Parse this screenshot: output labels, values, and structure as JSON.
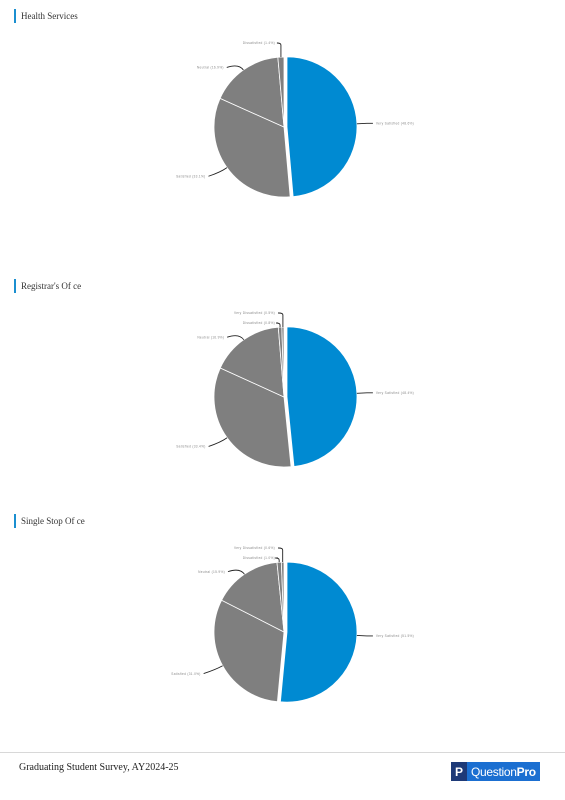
{
  "colors": {
    "primary": "#008ad2",
    "secondary": "#7f7f7f",
    "accent": "#1b8fd0"
  },
  "sections": [
    {
      "title": "Health Services",
      "slices": [
        {
          "label": "Very Satisfied (48.6%)",
          "value": 48.6,
          "color": "primary"
        },
        {
          "label": "Satisfied (33.1%)",
          "value": 33.1,
          "color": "secondary"
        },
        {
          "label": "Neutral (16.9%)",
          "value": 16.9,
          "color": "secondary"
        },
        {
          "label": "Dissatisfied (1.4%)",
          "value": 1.4,
          "color": "secondary"
        }
      ]
    },
    {
      "title": "Registrar's Of ce",
      "slices": [
        {
          "label": "Very Satisfied (48.4%)",
          "value": 48.4,
          "color": "primary"
        },
        {
          "label": "Satisfied (33.4%)",
          "value": 33.4,
          "color": "secondary"
        },
        {
          "label": "Neutral (16.9%)",
          "value": 16.9,
          "color": "secondary"
        },
        {
          "label": "Dissatisfied (0.8%)",
          "value": 0.8,
          "color": "secondary"
        },
        {
          "label": "Very Dissatisfied (0.5%)",
          "value": 0.5,
          "color": "secondary"
        }
      ]
    },
    {
      "title": "Single Stop Of ce",
      "slices": [
        {
          "label": "Very Satisfied (51.5%)",
          "value": 51.5,
          "color": "primary"
        },
        {
          "label": "Satisfied (31.0%)",
          "value": 31.0,
          "color": "secondary"
        },
        {
          "label": "Neutral (15.9%)",
          "value": 15.9,
          "color": "secondary"
        },
        {
          "label": "Dissatisfied (1.0%)",
          "value": 1.0,
          "color": "secondary"
        },
        {
          "label": "Very Dissatisfied (0.6%)",
          "value": 0.6,
          "color": "secondary"
        }
      ]
    }
  ],
  "footer": {
    "text": "Graduating Student Survey, AY2024-25"
  },
  "logo": {
    "mark": "P",
    "word_light": "Question",
    "word_bold": "Pro"
  },
  "chart_data": [
    {
      "type": "pie",
      "title": "Health Services",
      "categories": [
        "Very Satisfied",
        "Satisfied",
        "Neutral",
        "Dissatisfied"
      ],
      "values": [
        48.6,
        33.1,
        16.9,
        1.4
      ]
    },
    {
      "type": "pie",
      "title": "Registrar's Of ce",
      "categories": [
        "Very Satisfied",
        "Satisfied",
        "Neutral",
        "Dissatisfied",
        "Very Dissatisfied"
      ],
      "values": [
        48.4,
        33.4,
        16.9,
        0.8,
        0.5
      ]
    },
    {
      "type": "pie",
      "title": "Single Stop Of ce",
      "categories": [
        "Very Satisfied",
        "Satisfied",
        "Neutral",
        "Dissatisfied",
        "Very Dissatisfied"
      ],
      "values": [
        51.5,
        31.0,
        15.9,
        1.0,
        0.6
      ]
    }
  ]
}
• • • • •
Problem to solve:
Work out how many lines in the records above contain the word "Very", and reply with that number alone.

Task output:
10